## GIVEN PROBLEM
Select the lines below containing the word "LFAT".
☆ ☆ ☆ ☆ ☆
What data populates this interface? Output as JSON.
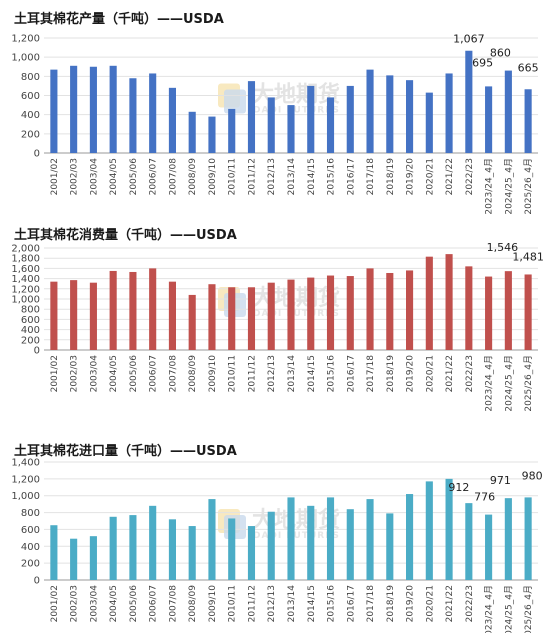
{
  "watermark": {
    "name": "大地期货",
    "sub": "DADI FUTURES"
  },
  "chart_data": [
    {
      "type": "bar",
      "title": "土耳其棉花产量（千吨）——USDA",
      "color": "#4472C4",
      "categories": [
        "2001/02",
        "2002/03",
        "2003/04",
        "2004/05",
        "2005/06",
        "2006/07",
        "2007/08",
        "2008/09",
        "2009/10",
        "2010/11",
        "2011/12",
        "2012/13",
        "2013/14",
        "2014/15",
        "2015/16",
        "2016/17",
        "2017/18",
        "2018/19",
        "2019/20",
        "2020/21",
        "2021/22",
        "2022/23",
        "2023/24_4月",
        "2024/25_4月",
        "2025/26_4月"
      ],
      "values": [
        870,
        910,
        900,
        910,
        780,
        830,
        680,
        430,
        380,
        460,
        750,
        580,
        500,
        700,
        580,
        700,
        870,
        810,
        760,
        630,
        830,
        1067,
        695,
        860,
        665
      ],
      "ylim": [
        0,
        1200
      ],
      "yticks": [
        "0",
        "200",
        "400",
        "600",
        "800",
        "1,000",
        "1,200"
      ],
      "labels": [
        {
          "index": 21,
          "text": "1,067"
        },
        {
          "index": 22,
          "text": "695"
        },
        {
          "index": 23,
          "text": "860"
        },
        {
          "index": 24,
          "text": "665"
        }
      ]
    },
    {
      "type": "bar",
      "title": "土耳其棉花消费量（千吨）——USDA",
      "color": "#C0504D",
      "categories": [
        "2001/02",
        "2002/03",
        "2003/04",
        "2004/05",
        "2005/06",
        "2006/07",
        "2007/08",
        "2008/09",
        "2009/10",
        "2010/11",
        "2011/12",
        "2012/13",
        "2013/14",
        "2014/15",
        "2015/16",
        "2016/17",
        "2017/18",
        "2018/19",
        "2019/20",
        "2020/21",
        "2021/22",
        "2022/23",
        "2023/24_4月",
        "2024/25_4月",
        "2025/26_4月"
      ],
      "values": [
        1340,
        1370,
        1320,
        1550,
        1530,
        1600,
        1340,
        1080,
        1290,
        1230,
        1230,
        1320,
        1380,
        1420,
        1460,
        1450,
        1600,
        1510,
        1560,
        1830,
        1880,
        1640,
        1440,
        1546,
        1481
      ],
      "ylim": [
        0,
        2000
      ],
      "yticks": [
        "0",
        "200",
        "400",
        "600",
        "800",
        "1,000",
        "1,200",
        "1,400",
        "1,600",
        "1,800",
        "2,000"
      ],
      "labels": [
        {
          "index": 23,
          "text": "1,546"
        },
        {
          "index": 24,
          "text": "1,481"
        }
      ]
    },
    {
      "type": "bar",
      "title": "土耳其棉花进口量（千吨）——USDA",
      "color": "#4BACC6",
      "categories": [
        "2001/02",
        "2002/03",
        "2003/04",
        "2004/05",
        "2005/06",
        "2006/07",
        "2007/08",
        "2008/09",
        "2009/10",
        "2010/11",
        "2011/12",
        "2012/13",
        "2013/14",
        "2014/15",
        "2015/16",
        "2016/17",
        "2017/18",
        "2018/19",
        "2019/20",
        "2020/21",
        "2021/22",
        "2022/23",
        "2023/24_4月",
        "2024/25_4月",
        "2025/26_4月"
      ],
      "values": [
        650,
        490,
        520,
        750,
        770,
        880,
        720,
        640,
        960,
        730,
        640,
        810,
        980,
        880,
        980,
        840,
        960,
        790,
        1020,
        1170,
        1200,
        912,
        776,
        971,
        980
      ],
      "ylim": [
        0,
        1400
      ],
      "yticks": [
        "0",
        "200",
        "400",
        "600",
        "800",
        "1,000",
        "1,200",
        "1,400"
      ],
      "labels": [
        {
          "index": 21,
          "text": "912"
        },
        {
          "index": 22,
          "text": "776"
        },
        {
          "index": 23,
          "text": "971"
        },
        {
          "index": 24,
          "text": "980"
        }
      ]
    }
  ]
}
☆ ☆ ☆ ☆ ☆
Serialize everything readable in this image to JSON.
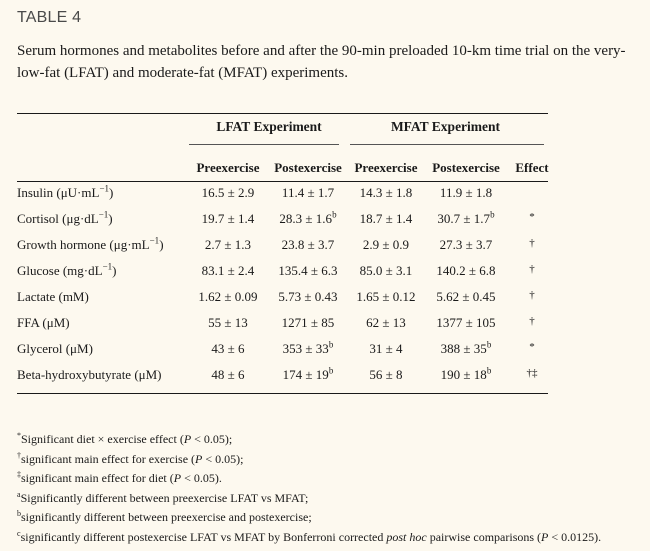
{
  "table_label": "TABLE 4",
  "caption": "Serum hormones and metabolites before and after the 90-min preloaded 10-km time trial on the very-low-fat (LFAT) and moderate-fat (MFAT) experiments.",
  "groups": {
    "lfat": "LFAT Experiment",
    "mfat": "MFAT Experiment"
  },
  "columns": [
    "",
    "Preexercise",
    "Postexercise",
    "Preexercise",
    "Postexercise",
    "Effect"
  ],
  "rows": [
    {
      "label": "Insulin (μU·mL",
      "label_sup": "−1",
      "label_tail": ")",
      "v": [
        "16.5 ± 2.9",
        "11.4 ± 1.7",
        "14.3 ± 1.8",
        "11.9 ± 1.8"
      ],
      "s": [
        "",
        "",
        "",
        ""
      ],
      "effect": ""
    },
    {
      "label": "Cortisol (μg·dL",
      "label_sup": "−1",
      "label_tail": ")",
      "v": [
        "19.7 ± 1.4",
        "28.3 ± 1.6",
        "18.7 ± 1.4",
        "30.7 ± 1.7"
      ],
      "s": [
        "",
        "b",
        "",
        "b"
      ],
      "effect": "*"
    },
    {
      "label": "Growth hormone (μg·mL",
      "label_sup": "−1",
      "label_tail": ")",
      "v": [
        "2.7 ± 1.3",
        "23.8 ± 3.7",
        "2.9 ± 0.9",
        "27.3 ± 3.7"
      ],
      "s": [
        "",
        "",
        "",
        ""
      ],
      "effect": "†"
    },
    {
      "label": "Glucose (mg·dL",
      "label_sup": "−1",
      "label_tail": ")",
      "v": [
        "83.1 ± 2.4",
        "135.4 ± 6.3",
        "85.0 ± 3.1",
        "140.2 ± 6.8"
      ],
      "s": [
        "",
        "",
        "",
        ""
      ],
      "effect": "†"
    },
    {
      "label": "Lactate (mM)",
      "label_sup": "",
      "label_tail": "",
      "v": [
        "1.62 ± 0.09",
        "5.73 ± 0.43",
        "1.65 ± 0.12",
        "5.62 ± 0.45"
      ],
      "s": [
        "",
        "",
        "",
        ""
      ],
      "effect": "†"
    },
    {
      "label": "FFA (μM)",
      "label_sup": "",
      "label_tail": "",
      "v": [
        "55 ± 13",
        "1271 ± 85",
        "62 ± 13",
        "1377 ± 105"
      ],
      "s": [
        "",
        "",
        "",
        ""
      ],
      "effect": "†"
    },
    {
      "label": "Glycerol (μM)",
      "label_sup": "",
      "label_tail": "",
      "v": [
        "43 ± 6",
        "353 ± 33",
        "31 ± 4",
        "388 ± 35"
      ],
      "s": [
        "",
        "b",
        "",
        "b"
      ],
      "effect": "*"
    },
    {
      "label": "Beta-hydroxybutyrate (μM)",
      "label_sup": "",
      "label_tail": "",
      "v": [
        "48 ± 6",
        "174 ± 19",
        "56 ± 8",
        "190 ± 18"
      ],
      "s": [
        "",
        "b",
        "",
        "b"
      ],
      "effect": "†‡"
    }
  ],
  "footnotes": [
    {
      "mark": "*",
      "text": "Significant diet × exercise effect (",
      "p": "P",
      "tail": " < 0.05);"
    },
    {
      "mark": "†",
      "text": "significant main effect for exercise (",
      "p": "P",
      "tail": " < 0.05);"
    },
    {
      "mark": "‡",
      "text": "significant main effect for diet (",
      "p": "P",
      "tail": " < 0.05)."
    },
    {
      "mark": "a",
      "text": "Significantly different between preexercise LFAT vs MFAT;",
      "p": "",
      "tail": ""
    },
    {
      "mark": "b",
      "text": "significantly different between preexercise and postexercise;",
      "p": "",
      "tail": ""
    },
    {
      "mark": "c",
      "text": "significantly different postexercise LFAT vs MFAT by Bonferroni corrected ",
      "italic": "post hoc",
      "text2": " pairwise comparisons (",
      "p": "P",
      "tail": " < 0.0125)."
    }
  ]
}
☆ ☆ ☆ ☆ ☆
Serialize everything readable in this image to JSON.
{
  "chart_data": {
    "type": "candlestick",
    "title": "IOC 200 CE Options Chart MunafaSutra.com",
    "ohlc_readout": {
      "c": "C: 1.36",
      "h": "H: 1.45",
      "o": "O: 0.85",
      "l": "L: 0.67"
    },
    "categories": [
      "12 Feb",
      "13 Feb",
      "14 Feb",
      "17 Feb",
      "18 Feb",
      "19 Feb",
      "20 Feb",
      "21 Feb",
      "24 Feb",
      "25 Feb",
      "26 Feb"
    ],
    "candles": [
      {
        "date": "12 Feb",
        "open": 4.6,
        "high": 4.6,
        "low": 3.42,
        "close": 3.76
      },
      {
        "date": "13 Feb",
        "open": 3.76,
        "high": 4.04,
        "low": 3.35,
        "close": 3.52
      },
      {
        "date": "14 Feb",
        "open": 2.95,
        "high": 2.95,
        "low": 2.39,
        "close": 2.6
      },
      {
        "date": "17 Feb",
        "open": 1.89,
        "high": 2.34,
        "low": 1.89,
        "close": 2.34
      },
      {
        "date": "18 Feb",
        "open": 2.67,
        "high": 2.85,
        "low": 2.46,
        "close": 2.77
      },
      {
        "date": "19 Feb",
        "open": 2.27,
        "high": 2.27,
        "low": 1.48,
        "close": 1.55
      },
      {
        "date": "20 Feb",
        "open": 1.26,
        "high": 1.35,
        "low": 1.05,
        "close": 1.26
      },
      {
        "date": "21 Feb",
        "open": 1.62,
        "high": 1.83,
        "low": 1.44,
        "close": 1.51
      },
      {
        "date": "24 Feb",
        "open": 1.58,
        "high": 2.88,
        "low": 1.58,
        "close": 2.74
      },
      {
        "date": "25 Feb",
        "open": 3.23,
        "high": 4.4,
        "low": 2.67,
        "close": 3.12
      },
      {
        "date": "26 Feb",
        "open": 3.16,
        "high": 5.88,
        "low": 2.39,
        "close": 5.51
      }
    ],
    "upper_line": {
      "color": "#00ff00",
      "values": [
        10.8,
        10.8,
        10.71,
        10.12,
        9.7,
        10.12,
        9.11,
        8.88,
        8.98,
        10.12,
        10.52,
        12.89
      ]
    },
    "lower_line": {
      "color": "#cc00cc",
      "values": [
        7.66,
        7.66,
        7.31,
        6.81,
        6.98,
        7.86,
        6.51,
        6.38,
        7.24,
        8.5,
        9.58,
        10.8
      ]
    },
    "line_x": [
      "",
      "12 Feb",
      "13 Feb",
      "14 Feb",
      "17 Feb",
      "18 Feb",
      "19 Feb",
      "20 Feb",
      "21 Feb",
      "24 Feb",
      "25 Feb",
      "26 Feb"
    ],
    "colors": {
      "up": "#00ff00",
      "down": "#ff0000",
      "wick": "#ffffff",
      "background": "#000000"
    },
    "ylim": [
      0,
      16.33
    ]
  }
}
☆ ☆ ☆ ☆ ☆
## FULL OUTPUT
  "caption": "Serum hormones and metabolites before and after the 90-min preloaded 10-km time trial on the very-low-fat (LFAT) and moderate-fat (MFAT) experiments.",
    "lfat": "LFAT Experiment",
      "text": "Significantly different between preexercise LFAT vs MFAT;",
      "text": "significantly different postexercise LFAT vs MFAT by Bonferroni corrected ",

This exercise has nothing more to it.